§ **Rows**:
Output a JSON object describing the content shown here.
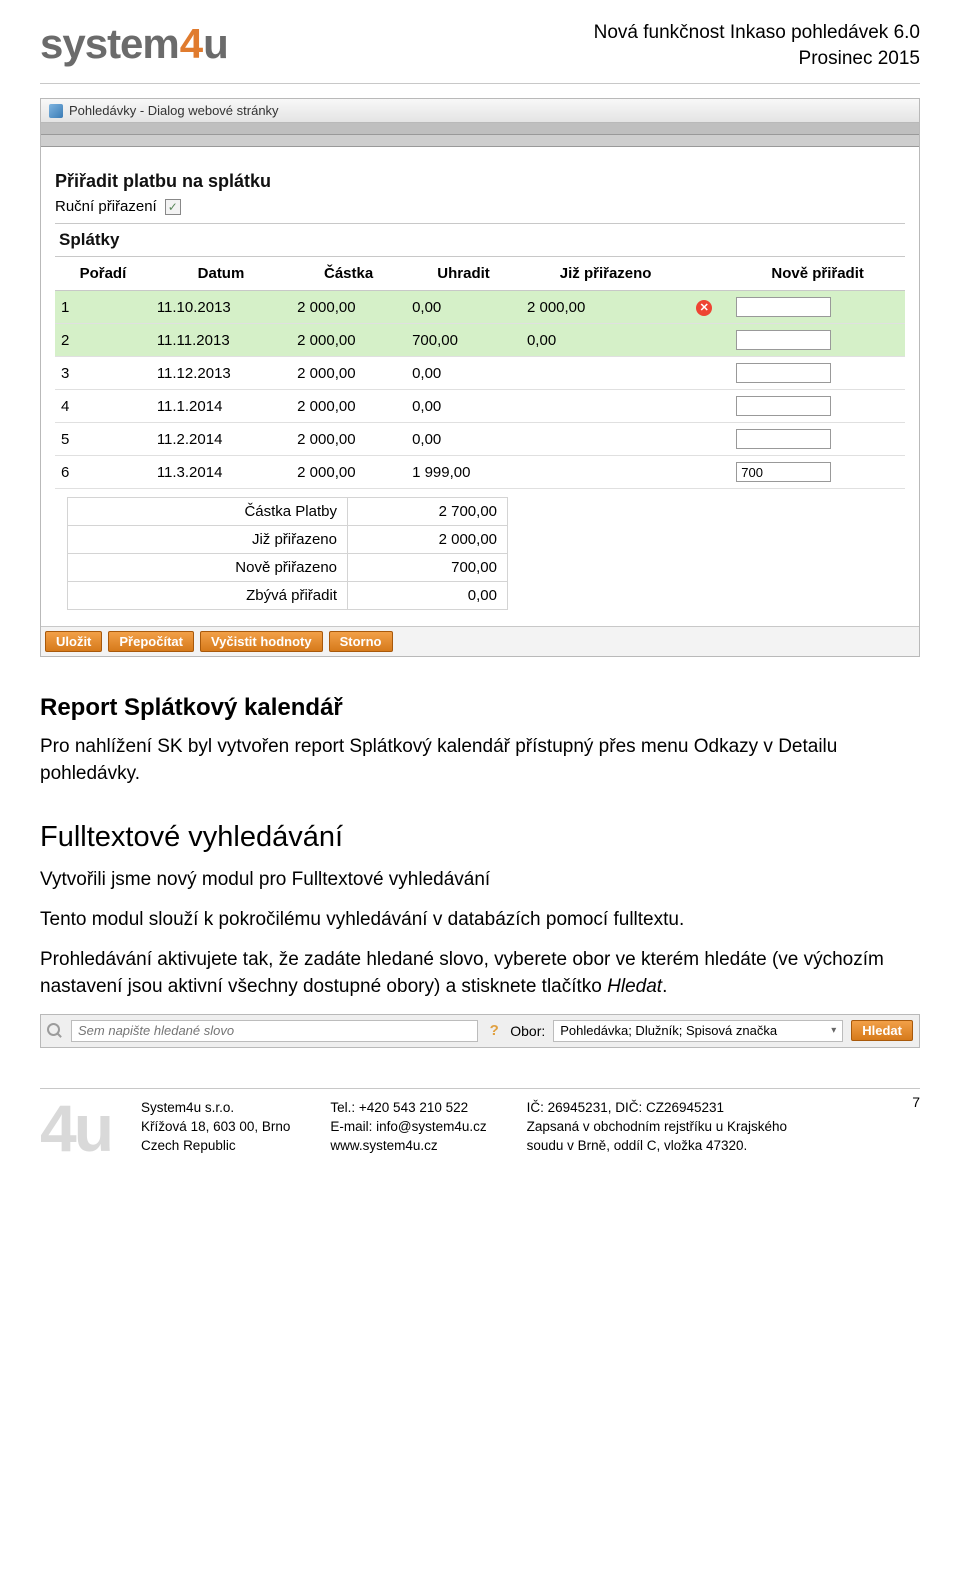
{
  "header": {
    "logo_text_1": "system",
    "logo_text_2": "4",
    "logo_text_3": "u",
    "title_line1": "Nová funkčnost Inkaso pohledávek 6.0",
    "title_line2": "Prosinec 2015"
  },
  "dialog": {
    "titlebar": "Pohledávky - Dialog webové stránky",
    "heading": "Přiřadit platbu na splátku",
    "manual_label": "Ruční přiřazení",
    "section_label": "Splátky",
    "columns": {
      "poradi": "Pořadí",
      "datum": "Datum",
      "castka": "Částka",
      "uhradit": "Uhradit",
      "jiz": "Již přiřazeno",
      "nove": "Nově přiřadit"
    },
    "rows": [
      {
        "poradi": "1",
        "datum": "11.10.2013",
        "castka": "2 000,00",
        "uhradit": "0,00",
        "jiz": "2 000,00",
        "del": true,
        "nove": "",
        "hl": true
      },
      {
        "poradi": "2",
        "datum": "11.11.2013",
        "castka": "2 000,00",
        "uhradit": "700,00",
        "jiz": "0,00",
        "del": false,
        "nove": "",
        "hl": true
      },
      {
        "poradi": "3",
        "datum": "11.12.2013",
        "castka": "2 000,00",
        "uhradit": "0,00",
        "jiz": "",
        "del": false,
        "nove": "",
        "hl": false
      },
      {
        "poradi": "4",
        "datum": "11.1.2014",
        "castka": "2 000,00",
        "uhradit": "0,00",
        "jiz": "",
        "del": false,
        "nove": "",
        "hl": false
      },
      {
        "poradi": "5",
        "datum": "11.2.2014",
        "castka": "2 000,00",
        "uhradit": "0,00",
        "jiz": "",
        "del": false,
        "nove": "",
        "hl": false
      },
      {
        "poradi": "6",
        "datum": "11.3.2014",
        "castka": "2 000,00",
        "uhradit": "1 999,00",
        "jiz": "",
        "del": false,
        "nove": "700",
        "hl": false
      }
    ],
    "summary": [
      {
        "label": "Částka Platby",
        "value": "2 700,00"
      },
      {
        "label": "Již přiřazeno",
        "value": "2 000,00"
      },
      {
        "label": "Nově přiřazeno",
        "value": "700,00"
      },
      {
        "label": "Zbývá přiřadit",
        "value": "0,00"
      }
    ],
    "buttons": {
      "save": "Uložit",
      "recalc": "Přepočítat",
      "clear": "Vyčistit hodnoty",
      "storno": "Storno"
    }
  },
  "text": {
    "section1_title": "Report Splátkový kalendář",
    "section1_body": "Pro nahlížení SK byl vytvořen report Splátkový kalendář přístupný přes menu Odkazy v Detailu pohledávky.",
    "section2_title": "Fulltextové vyhledávání",
    "section2_intro": "Vytvořili jsme nový modul pro Fulltextové vyhledávání",
    "section2_p1": "Tento modul slouží k pokročilému vyhledávání v databázích pomocí fulltextu.",
    "section2_p2a": "Prohledávání aktivujete tak, že zadáte hledané slovo, vyberete obor ve kterém hledáte (ve výchozím nastavení jsou aktivní všechny dostupné obory) a stisknete tlačítko ",
    "section2_p2b": "Hledat",
    "section2_p2c": "."
  },
  "searchbar": {
    "placeholder": "Sem napište hledané slovo",
    "obor_label": "Obor:",
    "obor_value": "Pohledávka; Dlužník; Spisová značka",
    "button": "Hledat"
  },
  "footer": {
    "col1": {
      "l1": "System4u s.r.o.",
      "l2": "Křížová 18, 603 00, Brno",
      "l3": "Czech Republic"
    },
    "col2": {
      "l1": "Tel.: +420 543 210 522",
      "l2": "E-mail: info@system4u.cz",
      "l3": "www.system4u.cz"
    },
    "col3": {
      "l1": "IČ: 26945231, DIČ: CZ26945231",
      "l2": "Zapsaná v obchodním rejstříku u Krajského",
      "l3": "soudu v Brně, oddíl C, vložka 47320."
    },
    "page": "7"
  }
}
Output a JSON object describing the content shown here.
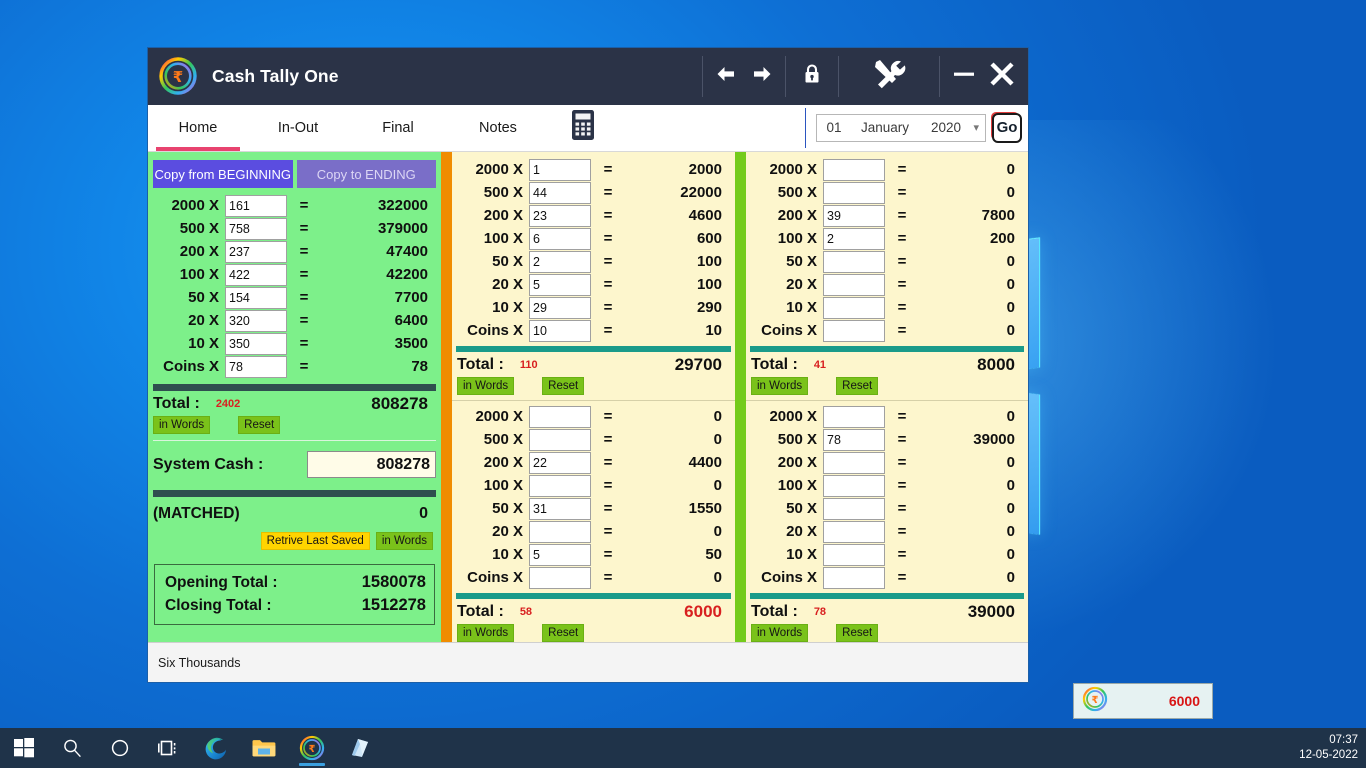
{
  "window": {
    "title": "Cash Tally One",
    "logo_icon": "rupee-circle-logo",
    "titlebar_icons": {
      "back": "arrow-left-icon",
      "forward": "arrow-right-icon",
      "lock": "lock-icon",
      "tools": "tools-icon",
      "minimize": "minimize-icon",
      "close": "close-icon"
    }
  },
  "tabs": [
    {
      "label": "Home",
      "active": true
    },
    {
      "label": "In-Out",
      "active": false
    },
    {
      "label": "Final",
      "active": false
    },
    {
      "label": "Notes",
      "active": false
    }
  ],
  "calculator_icon": "calculator-icon",
  "datepicker": {
    "day": "01",
    "month": "January",
    "year": "2020",
    "caret_icon": "chevron-down-icon",
    "go_label": "Go"
  },
  "left_panel": {
    "copy_from_beginning": "Copy from BEGINNING",
    "copy_to_ending": "Copy to ENDING",
    "rows": [
      {
        "label": "2000  X",
        "count": "161",
        "eq": "=",
        "value": "322000"
      },
      {
        "label": "500  X",
        "count": "758",
        "eq": "=",
        "value": "379000"
      },
      {
        "label": "200  X",
        "count": "237",
        "eq": "=",
        "value": "47400"
      },
      {
        "label": "100  X",
        "count": "422",
        "eq": "=",
        "value": "42200"
      },
      {
        "label": "50  X",
        "count": "154",
        "eq": "=",
        "value": "7700"
      },
      {
        "label": "20  X",
        "count": "320",
        "eq": "=",
        "value": "6400"
      },
      {
        "label": "10  X",
        "count": "350",
        "eq": "=",
        "value": "3500"
      },
      {
        "label": "Coins  X",
        "count": "78",
        "eq": "=",
        "value": "78"
      }
    ],
    "total_label": "Total :",
    "total_count": "2402",
    "total_amount": "808278",
    "in_words": "in Words",
    "reset": "Reset",
    "system_cash_label": "System Cash :",
    "system_cash_value": "808278",
    "matched_label": "(MATCHED)",
    "matched_value": "0",
    "retrieve_last_saved": "Retrive Last Saved",
    "matched_in_words": "in Words",
    "opening_total_label": "Opening Total :",
    "opening_total_value": "1580078",
    "closing_total_label": "Closing Total :",
    "closing_total_value": "1512278"
  },
  "mid_panel": {
    "top": {
      "rows": [
        {
          "label": "2000  X",
          "count": "1",
          "eq": "=",
          "value": "2000"
        },
        {
          "label": "500  X",
          "count": "44",
          "eq": "=",
          "value": "22000"
        },
        {
          "label": "200  X",
          "count": "23",
          "eq": "=",
          "value": "4600"
        },
        {
          "label": "100  X",
          "count": "6",
          "eq": "=",
          "value": "600"
        },
        {
          "label": "50  X",
          "count": "2",
          "eq": "=",
          "value": "100"
        },
        {
          "label": "20  X",
          "count": "5",
          "eq": "=",
          "value": "100"
        },
        {
          "label": "10  X",
          "count": "29",
          "eq": "=",
          "value": "290"
        },
        {
          "label": "Coins  X",
          "count": "10",
          "eq": "=",
          "value": "10"
        }
      ],
      "total_label": "Total :",
      "total_count": "110",
      "total_amount": "29700",
      "in_words": "in Words",
      "reset": "Reset"
    },
    "bottom": {
      "rows": [
        {
          "label": "2000  X",
          "count": "",
          "eq": "=",
          "value": "0"
        },
        {
          "label": "500  X",
          "count": "",
          "eq": "=",
          "value": "0"
        },
        {
          "label": "200  X",
          "count": "22",
          "eq": "=",
          "value": "4400"
        },
        {
          "label": "100  X",
          "count": "",
          "eq": "=",
          "value": "0"
        },
        {
          "label": "50  X",
          "count": "31",
          "eq": "=",
          "value": "1550"
        },
        {
          "label": "20  X",
          "count": "",
          "eq": "=",
          "value": "0"
        },
        {
          "label": "10  X",
          "count": "5",
          "eq": "=",
          "value": "50"
        },
        {
          "label": "Coins  X",
          "count": "",
          "eq": "=",
          "value": "0"
        }
      ],
      "total_label": "Total :",
      "total_count": "58",
      "total_amount": "6000",
      "in_words": "in Words",
      "reset": "Reset"
    }
  },
  "right_panel": {
    "top": {
      "rows": [
        {
          "label": "2000  X",
          "count": "",
          "eq": "=",
          "value": "0"
        },
        {
          "label": "500  X",
          "count": "",
          "eq": "=",
          "value": "0"
        },
        {
          "label": "200  X",
          "count": "39",
          "eq": "=",
          "value": "7800"
        },
        {
          "label": "100  X",
          "count": "2",
          "eq": "=",
          "value": "200"
        },
        {
          "label": "50  X",
          "count": "",
          "eq": "=",
          "value": "0"
        },
        {
          "label": "20  X",
          "count": "",
          "eq": "=",
          "value": "0"
        },
        {
          "label": "10  X",
          "count": "",
          "eq": "=",
          "value": "0"
        },
        {
          "label": "Coins  X",
          "count": "",
          "eq": "=",
          "value": "0"
        }
      ],
      "total_label": "Total :",
      "total_count": "41",
      "total_amount": "8000",
      "in_words": "in Words",
      "reset": "Reset"
    },
    "bottom": {
      "rows": [
        {
          "label": "2000  X",
          "count": "",
          "eq": "=",
          "value": "0"
        },
        {
          "label": "500  X",
          "count": "78",
          "eq": "=",
          "value": "39000"
        },
        {
          "label": "200  X",
          "count": "",
          "eq": "=",
          "value": "0"
        },
        {
          "label": "100  X",
          "count": "",
          "eq": "=",
          "value": "0"
        },
        {
          "label": "50  X",
          "count": "",
          "eq": "=",
          "value": "0"
        },
        {
          "label": "20  X",
          "count": "",
          "eq": "=",
          "value": "0"
        },
        {
          "label": "10  X",
          "count": "",
          "eq": "=",
          "value": "0"
        },
        {
          "label": "Coins  X",
          "count": "",
          "eq": "=",
          "value": "0"
        }
      ],
      "total_label": "Total :",
      "total_count": "78",
      "total_amount": "39000",
      "in_words": "in Words",
      "reset": "Reset"
    }
  },
  "statusbar": {
    "message": "Six Thousands"
  },
  "toast": {
    "icon": "rupee-circle-logo",
    "amount": "6000"
  },
  "taskbar": {
    "items": [
      {
        "icon": "windows-start-icon"
      },
      {
        "icon": "search-icon"
      },
      {
        "icon": "cortana-circle-icon"
      },
      {
        "icon": "task-view-icon"
      },
      {
        "icon": "edge-browser-icon"
      },
      {
        "icon": "file-explorer-icon"
      },
      {
        "icon": "cash-tally-app-icon"
      },
      {
        "icon": "windows-store-icon"
      }
    ],
    "time": "07:37",
    "date": "12-05-2022"
  },
  "colors": {
    "accent_pink": "#e8436f",
    "panel_green": "#7df08a",
    "panel_cream": "#fdf6cd",
    "separator_orange": "#f08c00",
    "separator_green": "#74cb1b",
    "titlebar": "#2b3347",
    "total_count_red": "#d82020"
  }
}
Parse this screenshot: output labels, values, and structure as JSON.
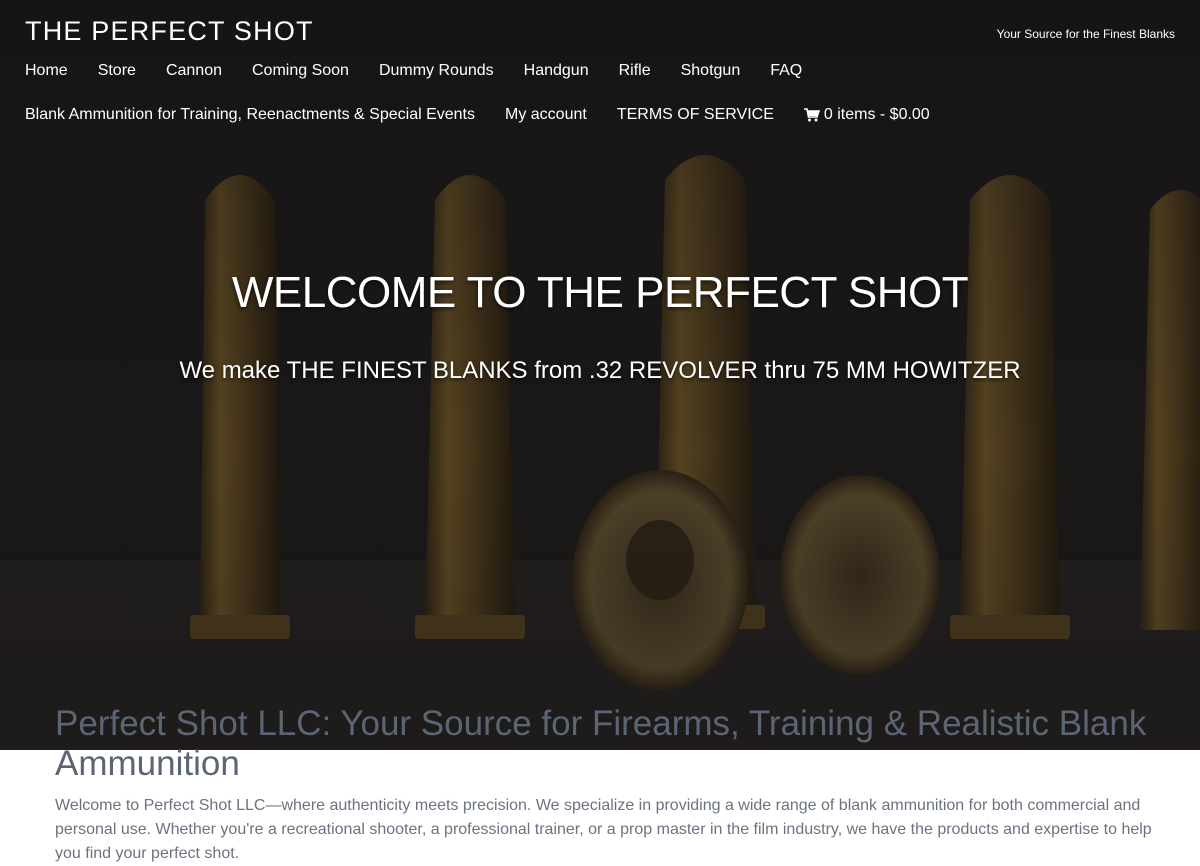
{
  "header": {
    "site_title": "THE PERFECT SHOT",
    "tagline": "Your Source for the Finest Blanks"
  },
  "nav": {
    "row1": [
      {
        "label": "Home"
      },
      {
        "label": "Store"
      },
      {
        "label": "Cannon"
      },
      {
        "label": "Coming Soon"
      },
      {
        "label": "Dummy Rounds"
      },
      {
        "label": "Handgun"
      },
      {
        "label": "Rifle"
      },
      {
        "label": "Shotgun"
      },
      {
        "label": "FAQ"
      }
    ],
    "row2": [
      {
        "label": "Blank Ammunition for Training, Reenactments & Special Events"
      },
      {
        "label": "My account"
      },
      {
        "label": "TERMS OF SERVICE"
      }
    ],
    "cart": {
      "label": "0 items - $0.00",
      "icon": "shopping-cart-icon"
    }
  },
  "hero": {
    "title": "WELCOME TO THE PERFECT SHOT",
    "subtitle": "We make THE FINEST BLANKS from .32 REVOLVER thru 75 MM HOWITZER"
  },
  "content": {
    "title": "Perfect Shot LLC: Your Source for Firearms, Training & Realistic Blank Ammunition",
    "text": "Welcome to Perfect Shot LLC—where authenticity meets precision. We specialize in providing a wide range of blank ammunition for both commercial and personal use. Whether you're a recreational shooter, a professional trainer, or a prop master in the film industry, we have the products and expertise to help you find your perfect shot."
  },
  "colors": {
    "hero_bg": "#1c1919",
    "brass": "#8a6a2c",
    "heading_text": "#5b6574",
    "body_text": "#6b7380"
  }
}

§ **Exercise aim**:
Scan the entries above. Copy each line that has the string "přiřazeno".

§ **Response**:
      "jiz": "Již přiřazeno",
        "label": "Již přiřazeno",
        "label": "Nově přiřazeno",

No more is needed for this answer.